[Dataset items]
········

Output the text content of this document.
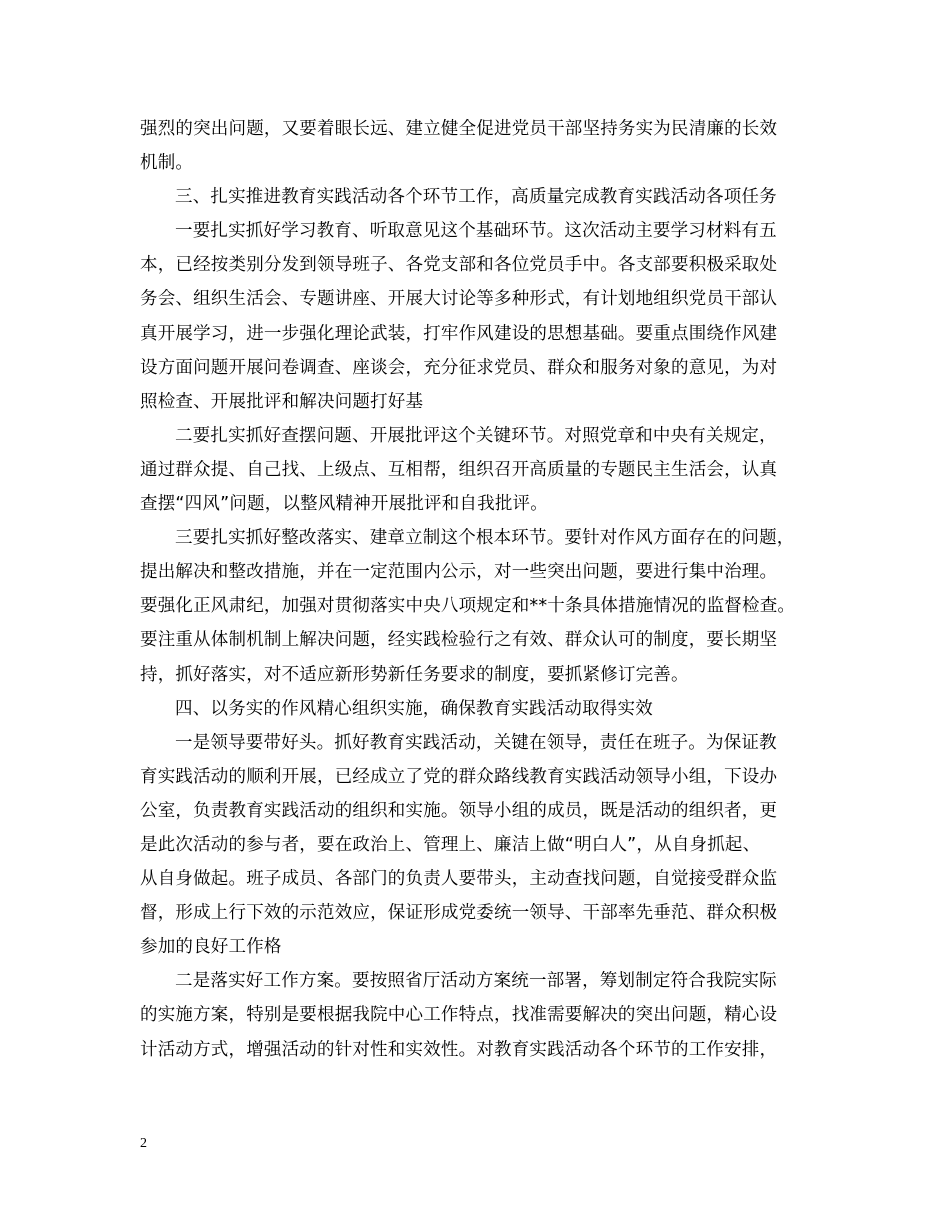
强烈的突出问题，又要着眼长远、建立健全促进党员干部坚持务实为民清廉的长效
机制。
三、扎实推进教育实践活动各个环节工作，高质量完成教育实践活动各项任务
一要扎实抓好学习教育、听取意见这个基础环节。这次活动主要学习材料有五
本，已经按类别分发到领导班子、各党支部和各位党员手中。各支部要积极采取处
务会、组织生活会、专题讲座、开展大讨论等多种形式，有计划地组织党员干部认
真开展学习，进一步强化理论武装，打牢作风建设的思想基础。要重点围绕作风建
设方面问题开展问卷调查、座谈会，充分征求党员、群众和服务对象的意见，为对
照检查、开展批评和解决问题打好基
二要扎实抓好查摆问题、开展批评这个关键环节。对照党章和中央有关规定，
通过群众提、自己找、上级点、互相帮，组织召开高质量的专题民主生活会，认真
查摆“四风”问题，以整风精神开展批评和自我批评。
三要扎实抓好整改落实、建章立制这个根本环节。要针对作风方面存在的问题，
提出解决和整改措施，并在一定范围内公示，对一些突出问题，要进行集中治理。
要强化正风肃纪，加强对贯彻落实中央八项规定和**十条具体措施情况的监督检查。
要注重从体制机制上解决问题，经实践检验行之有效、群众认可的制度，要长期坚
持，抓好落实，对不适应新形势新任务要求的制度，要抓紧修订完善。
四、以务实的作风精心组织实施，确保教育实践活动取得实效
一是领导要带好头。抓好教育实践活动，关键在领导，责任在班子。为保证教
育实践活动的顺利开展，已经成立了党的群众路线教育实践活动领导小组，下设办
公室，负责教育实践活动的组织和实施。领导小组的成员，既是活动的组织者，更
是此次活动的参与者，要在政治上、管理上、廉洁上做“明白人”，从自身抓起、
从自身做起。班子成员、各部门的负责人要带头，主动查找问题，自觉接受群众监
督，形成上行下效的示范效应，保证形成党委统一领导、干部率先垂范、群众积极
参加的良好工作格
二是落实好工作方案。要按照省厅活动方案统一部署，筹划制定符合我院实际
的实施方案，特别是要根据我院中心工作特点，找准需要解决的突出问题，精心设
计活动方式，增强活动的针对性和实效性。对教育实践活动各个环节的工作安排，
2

········

• Problem: Output the material word for word, omitting its pictures.

• Completed task:
Output the text content of this document.
强烈的突出问题，又要着眼长远、建立健全促进党员干部坚持务实为民清廉的长效
机制。
三、扎实推进教育实践活动各个环节工作，高质量完成教育实践活动各项任务
一要扎实抓好学习教育、听取意见这个基础环节。这次活动主要学习材料有五
本，已经按类别分发到领导班子、各党支部和各位党员手中。各支部要积极采取处
务会、组织生活会、专题讲座、开展大讨论等多种形式，有计划地组织党员干部认
真开展学习，进一步强化理论武装，打牢作风建设的思想基础。要重点围绕作风建
设方面问题开展问卷调查、座谈会，充分征求党员、群众和服务对象的意见，为对
照检查、开展批评和解决问题打好基
二要扎实抓好查摆问题、开展批评这个关键环节。对照党章和中央有关规定，
通过群众提、自己找、上级点、互相帮，组织召开高质量的专题民主生活会，认真
查摆“四风”问题，以整风精神开展批评和自我批评。
三要扎实抓好整改落实、建章立制这个根本环节。要针对作风方面存在的问题，
提出解决和整改措施，并在一定范围内公示，对一些突出问题，要进行集中治理。
要强化正风肃纪，加强对贯彻落实中央八项规定和**十条具体措施情况的监督检查。
要注重从体制机制上解决问题，经实践检验行之有效、群众认可的制度，要长期坚
持，抓好落实，对不适应新形势新任务要求的制度，要抓紧修订完善。
四、以务实的作风精心组织实施，确保教育实践活动取得实效
一是领导要带好头。抓好教育实践活动，关键在领导，责任在班子。为保证教
育实践活动的顺利开展，已经成立了党的群众路线教育实践活动领导小组，下设办
公室，负责教育实践活动的组织和实施。领导小组的成员，既是活动的组织者，更
是此次活动的参与者，要在政治上、管理上、廉洁上做“明白人”，从自身抓起、
从自身做起。班子成员、各部门的负责人要带头，主动查找问题，自觉接受群众监
督，形成上行下效的示范效应，保证形成党委统一领导、干部率先垂范、群众积极
参加的良好工作格
二是落实好工作方案。要按照省厅活动方案统一部署，筹划制定符合我院实际
的实施方案，特别是要根据我院中心工作特点，找准需要解决的突出问题，精心设
计活动方式，增强活动的针对性和实效性。对教育实践活动各个环节的工作安排，
2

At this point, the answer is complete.